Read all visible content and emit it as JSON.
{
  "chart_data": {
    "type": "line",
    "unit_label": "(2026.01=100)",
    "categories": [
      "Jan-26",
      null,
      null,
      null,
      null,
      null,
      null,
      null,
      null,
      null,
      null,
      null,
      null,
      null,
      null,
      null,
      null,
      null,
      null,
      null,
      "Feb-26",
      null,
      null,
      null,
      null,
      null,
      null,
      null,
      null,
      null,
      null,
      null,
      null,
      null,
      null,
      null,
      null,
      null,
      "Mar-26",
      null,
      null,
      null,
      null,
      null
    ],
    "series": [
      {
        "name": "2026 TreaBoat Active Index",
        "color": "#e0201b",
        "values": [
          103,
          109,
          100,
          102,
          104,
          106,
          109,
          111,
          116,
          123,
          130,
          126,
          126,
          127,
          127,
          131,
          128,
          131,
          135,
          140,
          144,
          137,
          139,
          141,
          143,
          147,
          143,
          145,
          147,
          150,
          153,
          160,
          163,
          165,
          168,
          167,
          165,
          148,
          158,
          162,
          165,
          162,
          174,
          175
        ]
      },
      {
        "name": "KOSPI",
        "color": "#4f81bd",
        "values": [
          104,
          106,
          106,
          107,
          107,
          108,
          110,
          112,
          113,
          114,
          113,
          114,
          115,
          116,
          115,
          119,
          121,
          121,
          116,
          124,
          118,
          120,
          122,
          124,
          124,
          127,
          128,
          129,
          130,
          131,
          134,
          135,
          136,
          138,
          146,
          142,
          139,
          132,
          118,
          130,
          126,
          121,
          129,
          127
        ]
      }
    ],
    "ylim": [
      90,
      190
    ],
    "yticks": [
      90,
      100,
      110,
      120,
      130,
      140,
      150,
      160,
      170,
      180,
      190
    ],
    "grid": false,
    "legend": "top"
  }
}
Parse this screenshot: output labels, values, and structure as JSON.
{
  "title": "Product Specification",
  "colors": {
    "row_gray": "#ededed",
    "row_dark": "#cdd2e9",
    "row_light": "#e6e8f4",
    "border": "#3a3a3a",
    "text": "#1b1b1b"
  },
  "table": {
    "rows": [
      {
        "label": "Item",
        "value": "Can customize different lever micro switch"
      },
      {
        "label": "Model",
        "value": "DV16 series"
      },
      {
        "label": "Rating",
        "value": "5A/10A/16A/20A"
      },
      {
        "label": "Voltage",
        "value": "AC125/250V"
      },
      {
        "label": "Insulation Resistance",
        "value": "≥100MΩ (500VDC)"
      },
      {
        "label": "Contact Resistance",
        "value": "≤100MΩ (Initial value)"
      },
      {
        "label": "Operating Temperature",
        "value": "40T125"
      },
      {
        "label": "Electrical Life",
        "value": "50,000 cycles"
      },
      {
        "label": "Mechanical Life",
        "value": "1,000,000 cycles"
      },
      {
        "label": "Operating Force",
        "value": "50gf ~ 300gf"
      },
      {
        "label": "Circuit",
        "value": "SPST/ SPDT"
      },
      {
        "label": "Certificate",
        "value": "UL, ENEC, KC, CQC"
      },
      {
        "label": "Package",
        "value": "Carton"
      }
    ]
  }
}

[Exercise]: Every entry must be quoted exactly as it appears above.

[Expected answer]:
Read all visible content and emit it as JSON.
{
  "chart_data": {
    "type": "line",
    "unit_label": "(2026.01=100)",
    "categories": [
      "Jan-26",
      null,
      null,
      null,
      null,
      null,
      null,
      null,
      null,
      null,
      null,
      null,
      null,
      null,
      null,
      null,
      null,
      null,
      null,
      null,
      "Feb-26",
      null,
      null,
      null,
      null,
      null,
      null,
      null,
      null,
      null,
      null,
      null,
      null,
      null,
      null,
      null,
      null,
      null,
      "Mar-26",
      null,
      null,
      null,
      null,
      null
    ],
    "series": [
      {
        "name": "2026 TreaBoat Active Index",
        "color": "#e0201b",
        "values": [
          103,
          109,
          100,
          102,
          104,
          106,
          109,
          111,
          116,
          123,
          130,
          126,
          126,
          127,
          127,
          131,
          128,
          131,
          135,
          140,
          144,
          137,
          139,
          141,
          143,
          147,
          143,
          145,
          147,
          150,
          153,
          160,
          163,
          165,
          168,
          167,
          165,
          148,
          158,
          162,
          165,
          162,
          174,
          175
        ]
      },
      {
        "name": "KOSPI",
        "color": "#4f81bd",
        "values": [
          104,
          106,
          106,
          107,
          107,
          108,
          110,
          112,
          113,
          114,
          113,
          114,
          115,
          116,
          115,
          119,
          121,
          121,
          116,
          124,
          118,
          120,
          122,
          124,
          124,
          127,
          128,
          129,
          130,
          131,
          134,
          135,
          136,
          138,
          146,
          142,
          139,
          132,
          118,
          130,
          126,
          121,
          129,
          127
        ]
      }
    ],
    "ylim": [
      90,
      190
    ],
    "yticks": [
      90,
      100,
      110,
      120,
      130,
      140,
      150,
      160,
      170,
      180,
      190
    ],
    "grid": false,
    "legend": "top"
  }
}
Parse this screenshot: output labels, values, and structure as JSON.
{
  "title": "Product Specification",
  "colors": {
    "row_gray": "#ededed",
    "row_dark": "#cdd2e9",
    "row_light": "#e6e8f4",
    "border": "#3a3a3a",
    "text": "#1b1b1b"
  },
  "table": {
    "rows": [
      {
        "label": "Item",
        "value": "Can customize different lever micro switch"
      },
      {
        "label": "Model",
        "value": "DV16 series"
      },
      {
        "label": "Rating",
        "value": "5A/10A/16A/20A"
      },
      {
        "label": "Voltage",
        "value": "AC125/250V"
      },
      {
        "label": "Insulation Resistance",
        "value": "≥100MΩ (500VDC)"
      },
      {
        "label": "Contact Resistance",
        "value": "≤100MΩ (Initial value)"
      },
      {
        "label": "Operating Temperature",
        "value": "40T125"
      },
      {
        "label": "Electrical Life",
        "value": "50,000 cycles"
      },
      {
        "label": "Mechanical Life",
        "value": "1,000,000 cycles"
      },
      {
        "label": "Operating Force",
        "value": "50gf ~ 300gf"
      },
      {
        "label": "Circuit",
        "value": "SPST/ SPDT"
      },
      {
        "label": "Certificate",
        "value": "UL, ENEC, KC, CQC"
      },
      {
        "label": "Package",
        "value": "Carton"
      }
    ]
  }
}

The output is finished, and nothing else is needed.